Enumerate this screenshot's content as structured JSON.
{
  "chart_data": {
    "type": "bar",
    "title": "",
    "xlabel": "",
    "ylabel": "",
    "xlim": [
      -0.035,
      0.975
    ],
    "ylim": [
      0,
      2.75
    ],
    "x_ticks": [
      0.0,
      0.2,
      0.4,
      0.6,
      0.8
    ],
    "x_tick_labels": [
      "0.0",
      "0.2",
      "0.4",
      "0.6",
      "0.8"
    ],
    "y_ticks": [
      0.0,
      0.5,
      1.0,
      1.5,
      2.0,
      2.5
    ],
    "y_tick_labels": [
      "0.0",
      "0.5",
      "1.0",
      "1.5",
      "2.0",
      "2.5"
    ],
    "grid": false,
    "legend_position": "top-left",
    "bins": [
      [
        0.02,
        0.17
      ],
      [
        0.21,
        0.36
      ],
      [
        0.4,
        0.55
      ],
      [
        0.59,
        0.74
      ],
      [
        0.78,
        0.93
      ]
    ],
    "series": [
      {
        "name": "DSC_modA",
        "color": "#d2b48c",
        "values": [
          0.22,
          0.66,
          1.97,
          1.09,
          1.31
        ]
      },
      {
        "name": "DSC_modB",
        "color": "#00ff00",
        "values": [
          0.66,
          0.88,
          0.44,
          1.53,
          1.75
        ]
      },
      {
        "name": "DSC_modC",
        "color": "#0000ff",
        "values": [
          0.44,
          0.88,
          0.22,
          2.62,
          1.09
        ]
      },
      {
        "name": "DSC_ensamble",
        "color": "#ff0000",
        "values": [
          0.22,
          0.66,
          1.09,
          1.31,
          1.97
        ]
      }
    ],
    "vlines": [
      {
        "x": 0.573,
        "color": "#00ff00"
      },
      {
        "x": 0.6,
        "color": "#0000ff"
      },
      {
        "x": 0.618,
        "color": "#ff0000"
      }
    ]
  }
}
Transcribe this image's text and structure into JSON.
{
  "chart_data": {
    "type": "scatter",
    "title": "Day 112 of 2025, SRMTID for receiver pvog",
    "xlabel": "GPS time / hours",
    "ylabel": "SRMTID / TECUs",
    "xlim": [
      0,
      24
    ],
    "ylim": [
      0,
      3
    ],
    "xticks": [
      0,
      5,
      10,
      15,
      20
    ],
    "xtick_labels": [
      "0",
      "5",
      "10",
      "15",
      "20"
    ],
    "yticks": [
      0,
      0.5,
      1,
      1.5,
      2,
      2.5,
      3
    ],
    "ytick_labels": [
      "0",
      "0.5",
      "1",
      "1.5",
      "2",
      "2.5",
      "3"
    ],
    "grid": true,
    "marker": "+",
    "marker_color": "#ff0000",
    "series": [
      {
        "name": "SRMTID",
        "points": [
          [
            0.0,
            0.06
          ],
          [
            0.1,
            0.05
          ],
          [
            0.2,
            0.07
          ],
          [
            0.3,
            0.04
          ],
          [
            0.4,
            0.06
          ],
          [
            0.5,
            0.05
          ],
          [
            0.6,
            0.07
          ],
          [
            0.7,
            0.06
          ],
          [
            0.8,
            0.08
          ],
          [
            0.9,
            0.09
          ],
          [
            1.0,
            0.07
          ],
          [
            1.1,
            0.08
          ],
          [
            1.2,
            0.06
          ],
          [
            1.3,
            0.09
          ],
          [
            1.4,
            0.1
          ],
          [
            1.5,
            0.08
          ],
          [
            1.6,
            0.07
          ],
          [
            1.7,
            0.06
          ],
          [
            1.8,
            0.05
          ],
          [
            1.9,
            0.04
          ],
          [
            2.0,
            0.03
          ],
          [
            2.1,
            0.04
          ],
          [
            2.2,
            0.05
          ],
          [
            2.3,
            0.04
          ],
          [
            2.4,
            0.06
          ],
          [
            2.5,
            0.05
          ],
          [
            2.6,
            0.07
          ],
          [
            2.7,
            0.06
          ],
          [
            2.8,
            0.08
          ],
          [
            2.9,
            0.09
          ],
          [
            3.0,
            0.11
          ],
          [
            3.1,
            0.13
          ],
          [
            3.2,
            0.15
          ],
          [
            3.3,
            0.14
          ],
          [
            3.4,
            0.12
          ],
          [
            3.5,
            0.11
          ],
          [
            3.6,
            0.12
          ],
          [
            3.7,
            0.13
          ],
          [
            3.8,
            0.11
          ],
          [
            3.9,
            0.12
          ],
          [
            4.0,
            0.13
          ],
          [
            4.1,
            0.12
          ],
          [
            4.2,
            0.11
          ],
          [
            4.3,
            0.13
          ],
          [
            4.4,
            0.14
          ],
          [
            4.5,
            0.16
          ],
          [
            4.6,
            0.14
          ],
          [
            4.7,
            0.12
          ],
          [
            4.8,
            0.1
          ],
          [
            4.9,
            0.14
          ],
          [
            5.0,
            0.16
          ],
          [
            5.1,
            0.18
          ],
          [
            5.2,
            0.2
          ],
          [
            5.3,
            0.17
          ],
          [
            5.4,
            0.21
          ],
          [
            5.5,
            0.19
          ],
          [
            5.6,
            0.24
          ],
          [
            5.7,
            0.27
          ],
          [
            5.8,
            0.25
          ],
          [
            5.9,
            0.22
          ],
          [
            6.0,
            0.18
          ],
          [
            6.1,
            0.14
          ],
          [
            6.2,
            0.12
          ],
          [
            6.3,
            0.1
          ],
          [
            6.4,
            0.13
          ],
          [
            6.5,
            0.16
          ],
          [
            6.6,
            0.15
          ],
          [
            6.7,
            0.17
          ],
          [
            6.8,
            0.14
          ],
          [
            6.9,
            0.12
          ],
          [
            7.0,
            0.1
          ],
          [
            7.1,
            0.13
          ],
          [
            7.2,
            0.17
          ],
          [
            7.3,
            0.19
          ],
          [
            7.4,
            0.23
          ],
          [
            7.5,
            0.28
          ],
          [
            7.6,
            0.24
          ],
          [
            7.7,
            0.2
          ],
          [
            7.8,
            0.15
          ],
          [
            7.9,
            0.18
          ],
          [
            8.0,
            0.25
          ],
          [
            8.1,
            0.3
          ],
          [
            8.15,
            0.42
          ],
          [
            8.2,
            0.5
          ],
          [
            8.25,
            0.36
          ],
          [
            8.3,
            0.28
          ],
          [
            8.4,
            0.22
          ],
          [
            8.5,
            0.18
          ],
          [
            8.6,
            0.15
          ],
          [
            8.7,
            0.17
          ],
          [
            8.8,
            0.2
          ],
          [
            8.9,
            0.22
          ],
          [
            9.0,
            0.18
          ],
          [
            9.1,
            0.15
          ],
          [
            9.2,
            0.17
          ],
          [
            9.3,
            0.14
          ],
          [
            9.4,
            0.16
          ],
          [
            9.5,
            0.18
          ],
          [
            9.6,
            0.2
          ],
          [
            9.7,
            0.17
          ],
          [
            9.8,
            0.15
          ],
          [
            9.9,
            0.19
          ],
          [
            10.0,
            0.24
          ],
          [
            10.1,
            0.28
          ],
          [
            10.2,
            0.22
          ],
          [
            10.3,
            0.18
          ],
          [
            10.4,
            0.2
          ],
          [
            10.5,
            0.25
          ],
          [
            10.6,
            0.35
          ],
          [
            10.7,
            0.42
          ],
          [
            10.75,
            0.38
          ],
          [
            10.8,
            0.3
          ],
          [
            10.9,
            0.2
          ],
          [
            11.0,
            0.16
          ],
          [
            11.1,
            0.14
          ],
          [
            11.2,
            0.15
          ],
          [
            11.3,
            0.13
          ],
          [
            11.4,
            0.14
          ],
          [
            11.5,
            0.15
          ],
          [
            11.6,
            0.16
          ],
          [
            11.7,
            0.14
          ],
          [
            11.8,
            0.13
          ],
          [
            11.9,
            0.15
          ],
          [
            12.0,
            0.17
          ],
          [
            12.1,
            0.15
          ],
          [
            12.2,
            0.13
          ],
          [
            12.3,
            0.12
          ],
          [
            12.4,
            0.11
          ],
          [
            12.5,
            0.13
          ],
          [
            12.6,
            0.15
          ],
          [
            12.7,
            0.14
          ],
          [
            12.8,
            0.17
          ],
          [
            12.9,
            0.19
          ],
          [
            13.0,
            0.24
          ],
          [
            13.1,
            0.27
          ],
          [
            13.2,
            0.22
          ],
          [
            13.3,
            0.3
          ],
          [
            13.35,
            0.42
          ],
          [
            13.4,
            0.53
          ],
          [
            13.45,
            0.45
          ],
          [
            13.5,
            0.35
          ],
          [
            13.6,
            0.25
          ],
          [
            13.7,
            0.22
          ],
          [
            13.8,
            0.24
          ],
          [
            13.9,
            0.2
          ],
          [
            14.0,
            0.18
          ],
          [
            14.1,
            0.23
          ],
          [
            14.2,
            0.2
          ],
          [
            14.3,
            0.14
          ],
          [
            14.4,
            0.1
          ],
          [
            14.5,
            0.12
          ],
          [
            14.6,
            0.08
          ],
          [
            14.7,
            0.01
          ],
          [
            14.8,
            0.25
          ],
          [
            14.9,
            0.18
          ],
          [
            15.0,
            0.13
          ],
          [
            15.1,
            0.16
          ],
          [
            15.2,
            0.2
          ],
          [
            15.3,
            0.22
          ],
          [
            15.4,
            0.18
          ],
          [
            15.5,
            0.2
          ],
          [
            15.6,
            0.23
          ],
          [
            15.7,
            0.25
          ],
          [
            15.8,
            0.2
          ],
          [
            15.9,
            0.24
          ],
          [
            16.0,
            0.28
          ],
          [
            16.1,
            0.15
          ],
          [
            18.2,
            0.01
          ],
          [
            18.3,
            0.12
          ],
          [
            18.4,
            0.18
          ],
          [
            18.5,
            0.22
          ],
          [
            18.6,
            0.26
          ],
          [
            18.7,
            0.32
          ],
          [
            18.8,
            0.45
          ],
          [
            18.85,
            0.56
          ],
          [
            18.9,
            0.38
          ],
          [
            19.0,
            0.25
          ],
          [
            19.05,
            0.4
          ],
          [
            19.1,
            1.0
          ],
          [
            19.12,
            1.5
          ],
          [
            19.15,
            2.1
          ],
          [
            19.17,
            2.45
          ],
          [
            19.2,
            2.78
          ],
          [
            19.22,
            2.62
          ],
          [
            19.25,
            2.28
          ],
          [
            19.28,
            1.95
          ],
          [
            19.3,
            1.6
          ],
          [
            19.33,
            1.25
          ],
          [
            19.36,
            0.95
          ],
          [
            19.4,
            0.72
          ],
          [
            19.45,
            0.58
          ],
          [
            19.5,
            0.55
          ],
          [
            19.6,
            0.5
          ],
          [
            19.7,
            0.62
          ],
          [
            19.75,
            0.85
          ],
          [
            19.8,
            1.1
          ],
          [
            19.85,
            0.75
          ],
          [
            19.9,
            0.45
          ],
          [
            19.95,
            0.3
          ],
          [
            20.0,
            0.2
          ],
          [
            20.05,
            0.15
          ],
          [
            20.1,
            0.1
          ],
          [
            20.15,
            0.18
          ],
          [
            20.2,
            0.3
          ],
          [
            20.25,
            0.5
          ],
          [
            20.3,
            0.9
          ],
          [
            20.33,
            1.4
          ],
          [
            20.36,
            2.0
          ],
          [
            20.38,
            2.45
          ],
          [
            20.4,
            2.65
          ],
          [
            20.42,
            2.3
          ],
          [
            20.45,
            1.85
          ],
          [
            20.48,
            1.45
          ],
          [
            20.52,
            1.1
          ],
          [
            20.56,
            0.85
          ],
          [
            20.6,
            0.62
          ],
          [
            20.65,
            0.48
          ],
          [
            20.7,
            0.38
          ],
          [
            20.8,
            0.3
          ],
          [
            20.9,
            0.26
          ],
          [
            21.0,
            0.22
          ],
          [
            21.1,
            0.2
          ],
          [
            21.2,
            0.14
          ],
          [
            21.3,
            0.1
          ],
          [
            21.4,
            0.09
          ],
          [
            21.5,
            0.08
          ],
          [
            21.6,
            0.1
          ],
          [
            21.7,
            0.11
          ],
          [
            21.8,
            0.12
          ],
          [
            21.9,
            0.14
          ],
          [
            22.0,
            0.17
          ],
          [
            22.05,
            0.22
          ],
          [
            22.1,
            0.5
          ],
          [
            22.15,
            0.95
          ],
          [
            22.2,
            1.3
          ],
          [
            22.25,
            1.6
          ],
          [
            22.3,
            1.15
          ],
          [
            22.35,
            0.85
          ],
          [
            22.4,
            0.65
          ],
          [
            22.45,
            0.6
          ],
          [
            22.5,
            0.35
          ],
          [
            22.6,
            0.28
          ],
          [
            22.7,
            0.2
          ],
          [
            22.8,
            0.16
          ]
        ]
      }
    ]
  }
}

Stated problem =
The word "JSON" appears in how many lines of the data? Answer with only the number.

Exercise answer =
2